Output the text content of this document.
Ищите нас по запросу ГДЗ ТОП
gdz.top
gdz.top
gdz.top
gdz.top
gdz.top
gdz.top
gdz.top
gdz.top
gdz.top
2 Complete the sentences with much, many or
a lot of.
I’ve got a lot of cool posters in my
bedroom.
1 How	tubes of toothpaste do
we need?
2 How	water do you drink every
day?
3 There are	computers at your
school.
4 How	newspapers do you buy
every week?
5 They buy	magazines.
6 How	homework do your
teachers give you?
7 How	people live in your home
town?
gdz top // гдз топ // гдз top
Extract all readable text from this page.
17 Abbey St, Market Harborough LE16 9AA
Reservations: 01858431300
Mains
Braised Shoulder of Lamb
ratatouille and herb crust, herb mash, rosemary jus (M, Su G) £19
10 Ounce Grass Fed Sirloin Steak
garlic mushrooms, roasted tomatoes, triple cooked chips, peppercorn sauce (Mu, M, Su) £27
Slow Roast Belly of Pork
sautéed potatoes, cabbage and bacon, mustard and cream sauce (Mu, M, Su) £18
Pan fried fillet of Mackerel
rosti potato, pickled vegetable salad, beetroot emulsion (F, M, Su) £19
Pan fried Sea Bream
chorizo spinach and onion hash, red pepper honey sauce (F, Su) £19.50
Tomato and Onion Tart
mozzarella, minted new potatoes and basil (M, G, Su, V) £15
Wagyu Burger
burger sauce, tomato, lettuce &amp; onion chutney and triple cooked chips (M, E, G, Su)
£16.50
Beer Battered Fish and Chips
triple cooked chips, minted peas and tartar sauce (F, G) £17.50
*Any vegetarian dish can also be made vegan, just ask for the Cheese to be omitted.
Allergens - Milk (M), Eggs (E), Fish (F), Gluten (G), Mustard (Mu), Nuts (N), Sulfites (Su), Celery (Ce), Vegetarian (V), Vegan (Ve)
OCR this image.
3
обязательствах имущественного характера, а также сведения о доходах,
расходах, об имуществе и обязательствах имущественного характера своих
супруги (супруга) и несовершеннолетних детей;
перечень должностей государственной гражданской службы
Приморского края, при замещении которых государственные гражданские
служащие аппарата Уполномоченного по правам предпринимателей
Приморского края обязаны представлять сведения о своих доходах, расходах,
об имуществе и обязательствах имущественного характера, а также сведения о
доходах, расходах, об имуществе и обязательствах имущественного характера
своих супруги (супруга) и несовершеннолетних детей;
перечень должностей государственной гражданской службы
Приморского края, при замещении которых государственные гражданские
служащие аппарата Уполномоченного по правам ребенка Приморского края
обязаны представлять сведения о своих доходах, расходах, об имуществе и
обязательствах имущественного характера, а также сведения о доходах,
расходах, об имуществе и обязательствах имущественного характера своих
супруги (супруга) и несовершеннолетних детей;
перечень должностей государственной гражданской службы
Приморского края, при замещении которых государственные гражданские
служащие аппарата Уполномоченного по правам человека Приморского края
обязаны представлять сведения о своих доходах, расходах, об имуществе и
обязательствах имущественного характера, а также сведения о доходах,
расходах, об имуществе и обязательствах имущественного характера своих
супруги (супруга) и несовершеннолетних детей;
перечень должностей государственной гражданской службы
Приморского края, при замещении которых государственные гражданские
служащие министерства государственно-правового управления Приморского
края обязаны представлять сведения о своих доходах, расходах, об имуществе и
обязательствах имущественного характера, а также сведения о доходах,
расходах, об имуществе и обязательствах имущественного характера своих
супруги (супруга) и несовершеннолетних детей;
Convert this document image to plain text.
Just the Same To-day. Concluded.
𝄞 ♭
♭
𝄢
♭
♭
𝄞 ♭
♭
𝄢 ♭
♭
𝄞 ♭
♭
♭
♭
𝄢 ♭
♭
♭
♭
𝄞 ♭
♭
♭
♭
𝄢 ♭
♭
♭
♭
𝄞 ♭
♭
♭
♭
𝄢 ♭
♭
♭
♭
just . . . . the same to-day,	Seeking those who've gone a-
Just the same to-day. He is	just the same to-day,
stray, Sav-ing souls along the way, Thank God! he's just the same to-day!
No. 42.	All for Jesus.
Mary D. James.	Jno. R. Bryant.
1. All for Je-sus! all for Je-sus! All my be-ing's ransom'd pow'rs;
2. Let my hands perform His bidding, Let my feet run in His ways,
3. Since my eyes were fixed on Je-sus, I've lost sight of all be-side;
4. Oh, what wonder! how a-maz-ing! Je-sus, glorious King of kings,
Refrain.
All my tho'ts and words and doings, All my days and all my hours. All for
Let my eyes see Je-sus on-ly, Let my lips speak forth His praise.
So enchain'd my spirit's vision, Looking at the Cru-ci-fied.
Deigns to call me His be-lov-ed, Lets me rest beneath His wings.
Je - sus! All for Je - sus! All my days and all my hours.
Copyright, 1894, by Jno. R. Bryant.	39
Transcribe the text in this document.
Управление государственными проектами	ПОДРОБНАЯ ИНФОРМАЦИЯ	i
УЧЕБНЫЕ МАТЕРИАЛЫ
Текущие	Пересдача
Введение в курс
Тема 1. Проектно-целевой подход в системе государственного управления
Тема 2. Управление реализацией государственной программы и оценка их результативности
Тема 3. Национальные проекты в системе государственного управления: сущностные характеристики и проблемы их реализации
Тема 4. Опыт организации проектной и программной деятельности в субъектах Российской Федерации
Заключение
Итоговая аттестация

______

Stated task
Copy each line above that contains the string "аппарата".

The result
служащие аппарата Уполномоченного по правам предпринимателей
служащие аппарата Уполномоченного по правам ребенка Приморского края
служащие аппарата Уполномоченного по правам человека Приморского края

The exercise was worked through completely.